Extracted records:
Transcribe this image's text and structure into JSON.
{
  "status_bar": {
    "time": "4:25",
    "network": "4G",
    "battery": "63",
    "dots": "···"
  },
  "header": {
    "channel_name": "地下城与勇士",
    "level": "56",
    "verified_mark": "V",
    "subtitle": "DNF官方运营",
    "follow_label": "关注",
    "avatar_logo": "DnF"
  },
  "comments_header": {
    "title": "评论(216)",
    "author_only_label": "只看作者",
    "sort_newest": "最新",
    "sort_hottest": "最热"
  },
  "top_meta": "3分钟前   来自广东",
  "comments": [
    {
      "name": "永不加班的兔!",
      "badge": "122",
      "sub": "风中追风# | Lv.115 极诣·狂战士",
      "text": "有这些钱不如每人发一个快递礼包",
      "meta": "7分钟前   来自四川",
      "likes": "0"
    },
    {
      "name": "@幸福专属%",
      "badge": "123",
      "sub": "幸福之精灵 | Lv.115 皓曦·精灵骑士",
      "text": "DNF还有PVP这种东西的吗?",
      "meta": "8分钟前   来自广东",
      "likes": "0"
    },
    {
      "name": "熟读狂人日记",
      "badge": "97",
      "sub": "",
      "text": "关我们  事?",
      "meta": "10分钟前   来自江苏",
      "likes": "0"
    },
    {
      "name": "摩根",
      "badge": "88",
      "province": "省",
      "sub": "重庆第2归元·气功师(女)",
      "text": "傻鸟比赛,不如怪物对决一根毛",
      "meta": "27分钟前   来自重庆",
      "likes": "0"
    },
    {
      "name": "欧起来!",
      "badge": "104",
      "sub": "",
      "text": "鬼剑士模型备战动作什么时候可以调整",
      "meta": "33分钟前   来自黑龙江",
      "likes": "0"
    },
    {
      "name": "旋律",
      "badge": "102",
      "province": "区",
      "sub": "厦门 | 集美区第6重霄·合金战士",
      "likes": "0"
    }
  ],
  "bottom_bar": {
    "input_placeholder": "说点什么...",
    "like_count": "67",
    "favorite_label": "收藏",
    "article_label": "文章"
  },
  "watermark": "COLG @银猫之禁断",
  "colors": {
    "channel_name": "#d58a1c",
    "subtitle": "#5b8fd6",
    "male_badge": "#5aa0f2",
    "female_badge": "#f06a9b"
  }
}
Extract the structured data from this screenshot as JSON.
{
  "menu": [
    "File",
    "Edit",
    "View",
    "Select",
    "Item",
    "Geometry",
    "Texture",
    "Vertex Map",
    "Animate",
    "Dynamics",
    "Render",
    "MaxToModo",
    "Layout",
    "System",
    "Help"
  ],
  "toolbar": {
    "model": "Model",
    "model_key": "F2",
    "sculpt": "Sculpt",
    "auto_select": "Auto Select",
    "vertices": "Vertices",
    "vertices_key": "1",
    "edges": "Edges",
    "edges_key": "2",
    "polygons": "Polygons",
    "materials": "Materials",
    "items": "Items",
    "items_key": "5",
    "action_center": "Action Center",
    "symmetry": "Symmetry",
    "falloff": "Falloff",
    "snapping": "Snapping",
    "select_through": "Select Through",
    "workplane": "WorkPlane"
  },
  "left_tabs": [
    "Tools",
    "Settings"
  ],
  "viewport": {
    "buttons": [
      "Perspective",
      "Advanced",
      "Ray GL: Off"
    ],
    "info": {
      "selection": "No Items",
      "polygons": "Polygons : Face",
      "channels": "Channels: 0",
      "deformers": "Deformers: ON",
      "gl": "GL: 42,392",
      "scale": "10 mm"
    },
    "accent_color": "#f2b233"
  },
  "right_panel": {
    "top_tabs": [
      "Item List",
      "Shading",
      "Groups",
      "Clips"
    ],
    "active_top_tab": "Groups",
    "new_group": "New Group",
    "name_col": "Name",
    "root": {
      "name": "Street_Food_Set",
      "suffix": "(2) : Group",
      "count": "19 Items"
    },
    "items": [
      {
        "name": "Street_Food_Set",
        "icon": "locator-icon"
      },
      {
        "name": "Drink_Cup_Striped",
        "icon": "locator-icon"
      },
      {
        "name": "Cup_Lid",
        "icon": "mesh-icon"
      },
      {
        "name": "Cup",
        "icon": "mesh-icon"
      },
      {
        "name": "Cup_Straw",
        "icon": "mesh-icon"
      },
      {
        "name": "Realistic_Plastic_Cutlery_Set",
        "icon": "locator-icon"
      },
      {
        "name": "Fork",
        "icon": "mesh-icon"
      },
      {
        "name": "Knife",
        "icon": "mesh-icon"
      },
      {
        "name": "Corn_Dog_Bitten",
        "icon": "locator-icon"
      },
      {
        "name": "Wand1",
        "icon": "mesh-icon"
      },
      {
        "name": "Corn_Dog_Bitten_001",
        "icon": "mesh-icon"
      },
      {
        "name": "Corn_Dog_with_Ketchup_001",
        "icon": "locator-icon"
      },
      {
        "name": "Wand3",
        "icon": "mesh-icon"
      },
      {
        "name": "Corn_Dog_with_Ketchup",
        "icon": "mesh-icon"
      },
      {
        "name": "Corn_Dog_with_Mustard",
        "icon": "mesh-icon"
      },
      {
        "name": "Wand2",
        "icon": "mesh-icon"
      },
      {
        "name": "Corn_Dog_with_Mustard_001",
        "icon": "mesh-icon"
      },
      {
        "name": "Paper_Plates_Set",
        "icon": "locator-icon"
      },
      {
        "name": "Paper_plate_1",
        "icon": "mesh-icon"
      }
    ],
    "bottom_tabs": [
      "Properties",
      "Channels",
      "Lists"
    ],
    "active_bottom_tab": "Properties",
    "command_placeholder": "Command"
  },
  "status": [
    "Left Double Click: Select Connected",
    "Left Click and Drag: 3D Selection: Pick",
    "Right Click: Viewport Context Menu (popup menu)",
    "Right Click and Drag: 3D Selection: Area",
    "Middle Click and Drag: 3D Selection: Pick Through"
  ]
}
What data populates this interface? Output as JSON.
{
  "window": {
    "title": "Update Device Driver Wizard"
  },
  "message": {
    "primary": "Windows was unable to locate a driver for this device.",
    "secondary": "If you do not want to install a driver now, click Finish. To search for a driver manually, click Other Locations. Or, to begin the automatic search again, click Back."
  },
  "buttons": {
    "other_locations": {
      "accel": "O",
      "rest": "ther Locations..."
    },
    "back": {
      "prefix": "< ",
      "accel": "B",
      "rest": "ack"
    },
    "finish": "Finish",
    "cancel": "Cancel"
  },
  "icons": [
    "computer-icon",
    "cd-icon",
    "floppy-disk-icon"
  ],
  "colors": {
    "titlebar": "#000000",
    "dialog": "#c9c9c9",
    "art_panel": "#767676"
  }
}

SET EXERCISE: Every entry in the listing must be retyped exactly.

ANSWER FOR THE TASK:
Transcribe this image's text and structure into JSON.
{
  "status_bar": {
    "time": "4:25",
    "network": "4G",
    "battery": "63",
    "dots": "···"
  },
  "header": {
    "channel_name": "地下城与勇士",
    "level": "56",
    "verified_mark": "V",
    "subtitle": "DNF官方运营",
    "follow_label": "关注",
    "avatar_logo": "DnF"
  },
  "comments_header": {
    "title": "评论(216)",
    "author_only_label": "只看作者",
    "sort_newest": "最新",
    "sort_hottest": "最热"
  },
  "top_meta": "3分钟前   来自广东",
  "comments": [
    {
      "name": "永不加班的兔!",
      "badge": "122",
      "sub": "风中追风# | Lv.115 极诣·狂战士",
      "text": "有这些钱不如每人发一个快递礼包",
      "meta": "7分钟前   来自四川",
      "likes": "0"
    },
    {
      "name": "@幸福专属%",
      "badge": "123",
      "sub": "幸福之精灵 | Lv.115 皓曦·精灵骑士",
      "text": "DNF还有PVP这种东西的吗?",
      "meta": "8分钟前   来自广东",
      "likes": "0"
    },
    {
      "name": "熟读狂人日记",
      "badge": "97",
      "sub": "",
      "text": "关我们  事?",
      "meta": "10分钟前   来自江苏",
      "likes": "0"
    },
    {
      "name": "摩根",
      "badge": "88",
      "province": "省",
      "sub": "重庆第2归元·气功师(女)",
      "text": "傻鸟比赛,不如怪物对决一根毛",
      "meta": "27分钟前   来自重庆",
      "likes": "0"
    },
    {
      "name": "欧起来!",
      "badge": "104",
      "sub": "",
      "text": "鬼剑士模型备战动作什么时候可以调整",
      "meta": "33分钟前   来自黑龙江",
      "likes": "0"
    },
    {
      "name": "旋律",
      "badge": "102",
      "province": "区",
      "sub": "厦门 | 集美区第6重霄·合金战士",
      "likes": "0"
    }
  ],
  "bottom_bar": {
    "input_placeholder": "说点什么...",
    "like_count": "67",
    "favorite_label": "收藏",
    "article_label": "文章"
  },
  "watermark": "COLG @银猫之禁断",
  "colors": {
    "channel_name": "#d58a1c",
    "subtitle": "#5b8fd6",
    "male_badge": "#5aa0f2",
    "female_badge": "#f06a9b"
  }
}
Extract the structured data from this screenshot as JSON.
{
  "menu": [
    "File",
    "Edit",
    "View",
    "Select",
    "Item",
    "Geometry",
    "Texture",
    "Vertex Map",
    "Animate",
    "Dynamics",
    "Render",
    "MaxToModo",
    "Layout",
    "System",
    "Help"
  ],
  "toolbar": {
    "model": "Model",
    "model_key": "F2",
    "sculpt": "Sculpt",
    "auto_select": "Auto Select",
    "vertices": "Vertices",
    "vertices_key": "1",
    "edges": "Edges",
    "edges_key": "2",
    "polygons": "Polygons",
    "materials": "Materials",
    "items": "Items",
    "items_key": "5",
    "action_center": "Action Center",
    "symmetry": "Symmetry",
    "falloff": "Falloff",
    "snapping": "Snapping",
    "select_through": "Select Through",
    "workplane": "WorkPlane"
  },
  "left_tabs": [
    "Tools",
    "Settings"
  ],
  "viewport": {
    "buttons": [
      "Perspective",
      "Advanced",
      "Ray GL: Off"
    ],
    "info": {
      "selection": "No Items",
      "polygons": "Polygons : Face",
      "channels": "Channels: 0",
      "deformers": "Deformers: ON",
      "gl": "GL: 42,392",
      "scale": "10 mm"
    },
    "accent_color": "#f2b233"
  },
  "right_panel": {
    "top_tabs": [
      "Item List",
      "Shading",
      "Groups",
      "Clips"
    ],
    "active_top_tab": "Groups",
    "new_group": "New Group",
    "name_col": "Name",
    "root": {
      "name": "Street_Food_Set",
      "suffix": "(2) : Group",
      "count": "19 Items"
    },
    "items": [
      {
        "name": "Street_Food_Set",
        "icon": "locator-icon"
      },
      {
        "name": "Drink_Cup_Striped",
        "icon": "locator-icon"
      },
      {
        "name": "Cup_Lid",
        "icon": "mesh-icon"
      },
      {
        "name": "Cup",
        "icon": "mesh-icon"
      },
      {
        "name": "Cup_Straw",
        "icon": "mesh-icon"
      },
      {
        "name": "Realistic_Plastic_Cutlery_Set",
        "icon": "locator-icon"
      },
      {
        "name": "Fork",
        "icon": "mesh-icon"
      },
      {
        "name": "Knife",
        "icon": "mesh-icon"
      },
      {
        "name": "Corn_Dog_Bitten",
        "icon": "locator-icon"
      },
      {
        "name": "Wand1",
        "icon": "mesh-icon"
      },
      {
        "name": "Corn_Dog_Bitten_001",
        "icon": "mesh-icon"
      },
      {
        "name": "Corn_Dog_with_Ketchup_001",
        "icon": "locator-icon"
      },
      {
        "name": "Wand3",
        "icon": "mesh-icon"
      },
      {
        "name": "Corn_Dog_with_Ketchup",
        "icon": "mesh-icon"
      },
      {
        "name": "Corn_Dog_with_Mustard",
        "icon": "mesh-icon"
      },
      {
        "name": "Wand2",
        "icon": "mesh-icon"
      },
      {
        "name": "Corn_Dog_with_Mustard_001",
        "icon": "mesh-icon"
      },
      {
        "name": "Paper_Plates_Set",
        "icon": "locator-icon"
      },
      {
        "name": "Paper_plate_1",
        "icon": "mesh-icon"
      }
    ],
    "bottom_tabs": [
      "Properties",
      "Channels",
      "Lists"
    ],
    "active_bottom_tab": "Properties",
    "command_placeholder": "Command"
  },
  "status": [
    "Left Double Click: Select Connected",
    "Left Click and Drag: 3D Selection: Pick",
    "Right Click: Viewport Context Menu (popup menu)",
    "Right Click and Drag: 3D Selection: Area",
    "Middle Click and Drag: 3D Selection: Pick Through"
  ]
}
What data populates this interface? Output as JSON.
{
  "window": {
    "title": "Update Device Driver Wizard"
  },
  "message": {
    "primary": "Windows was unable to locate a driver for this device.",
    "secondary": "If you do not want to install a driver now, click Finish. To search for a driver manually, click Other Locations. Or, to begin the automatic search again, click Back."
  },
  "buttons": {
    "other_locations": {
      "accel": "O",
      "rest": "ther Locations..."
    },
    "back": {
      "prefix": "< ",
      "accel": "B",
      "rest": "ack"
    },
    "finish": "Finish",
    "cancel": "Cancel"
  },
  "icons": [
    "computer-icon",
    "cd-icon",
    "floppy-disk-icon"
  ],
  "colors": {
    "titlebar": "#000000",
    "dialog": "#c9c9c9",
    "art_panel": "#767676"
  }
}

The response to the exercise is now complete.